▶ AIM OF THE TASK:
Locate all lines with the word "شماره" and copy them out.

▶ MATERIAL FOR THIS EXERCISE:

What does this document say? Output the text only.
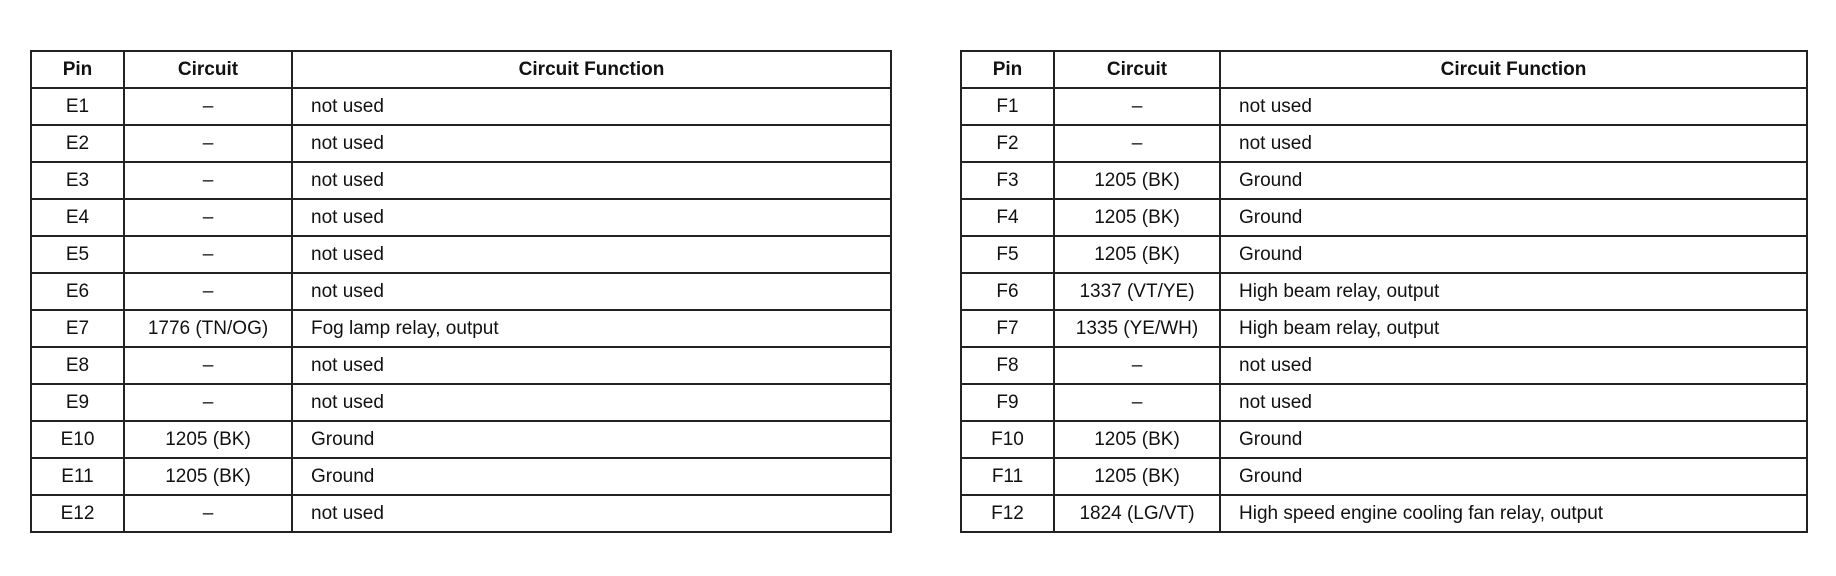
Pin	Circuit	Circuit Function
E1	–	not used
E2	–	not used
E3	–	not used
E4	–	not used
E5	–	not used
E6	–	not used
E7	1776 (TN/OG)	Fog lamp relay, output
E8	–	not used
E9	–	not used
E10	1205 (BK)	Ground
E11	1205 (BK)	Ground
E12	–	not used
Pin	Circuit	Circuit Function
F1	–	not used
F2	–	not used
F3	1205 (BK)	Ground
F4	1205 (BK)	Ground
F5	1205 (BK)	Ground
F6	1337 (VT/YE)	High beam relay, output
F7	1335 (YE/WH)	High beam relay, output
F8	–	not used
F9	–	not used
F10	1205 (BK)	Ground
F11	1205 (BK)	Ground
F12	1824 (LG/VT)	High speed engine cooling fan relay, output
* * *
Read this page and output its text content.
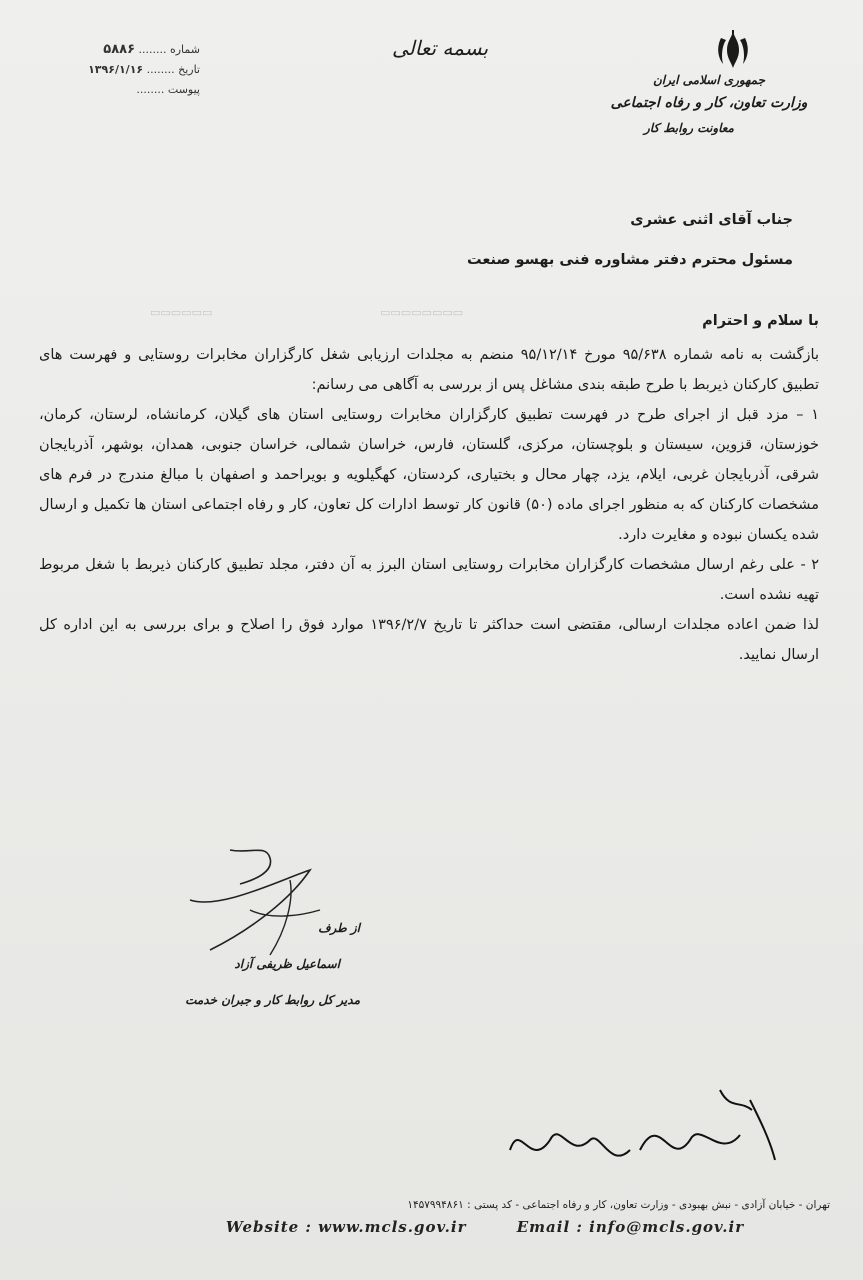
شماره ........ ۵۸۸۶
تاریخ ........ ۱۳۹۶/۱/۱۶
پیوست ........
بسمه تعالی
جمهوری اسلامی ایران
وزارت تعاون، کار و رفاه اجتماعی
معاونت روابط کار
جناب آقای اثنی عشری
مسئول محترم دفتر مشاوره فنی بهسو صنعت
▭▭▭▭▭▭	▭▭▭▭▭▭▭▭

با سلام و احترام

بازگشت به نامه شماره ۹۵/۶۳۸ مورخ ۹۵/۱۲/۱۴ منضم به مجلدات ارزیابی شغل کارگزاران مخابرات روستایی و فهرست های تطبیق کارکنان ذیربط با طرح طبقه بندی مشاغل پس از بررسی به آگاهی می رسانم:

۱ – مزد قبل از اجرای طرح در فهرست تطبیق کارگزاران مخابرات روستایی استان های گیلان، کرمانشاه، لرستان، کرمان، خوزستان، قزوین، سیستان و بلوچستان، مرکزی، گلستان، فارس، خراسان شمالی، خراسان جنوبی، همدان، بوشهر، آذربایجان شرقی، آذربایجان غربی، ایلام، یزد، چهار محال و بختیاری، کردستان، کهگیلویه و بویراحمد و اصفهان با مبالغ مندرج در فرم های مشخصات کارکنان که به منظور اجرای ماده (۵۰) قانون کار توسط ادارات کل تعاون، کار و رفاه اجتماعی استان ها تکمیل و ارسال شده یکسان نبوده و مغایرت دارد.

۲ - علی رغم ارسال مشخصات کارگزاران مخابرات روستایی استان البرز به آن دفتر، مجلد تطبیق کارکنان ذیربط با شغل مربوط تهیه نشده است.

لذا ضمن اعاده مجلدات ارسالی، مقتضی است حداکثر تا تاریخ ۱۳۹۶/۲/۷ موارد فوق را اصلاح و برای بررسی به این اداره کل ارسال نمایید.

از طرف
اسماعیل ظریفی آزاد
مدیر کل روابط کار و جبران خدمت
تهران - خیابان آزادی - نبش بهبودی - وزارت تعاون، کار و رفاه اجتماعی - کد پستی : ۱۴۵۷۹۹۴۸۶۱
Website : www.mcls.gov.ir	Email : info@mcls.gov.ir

▶ THE ANSWER:
شماره ........ ۵۸۸۶
بازگشت به نامه شماره ۹۵/۶۳۸ مورخ ۹۵/۱۲/۱۴ منضم به مجلدات ارزیابی شغل کارگزاران مخابرات روستایی و فهرست های تطبیق کارکنان ذیربط با طرح طبقه بندی مشاغل پس از بررسی به آگاهی می رسانم:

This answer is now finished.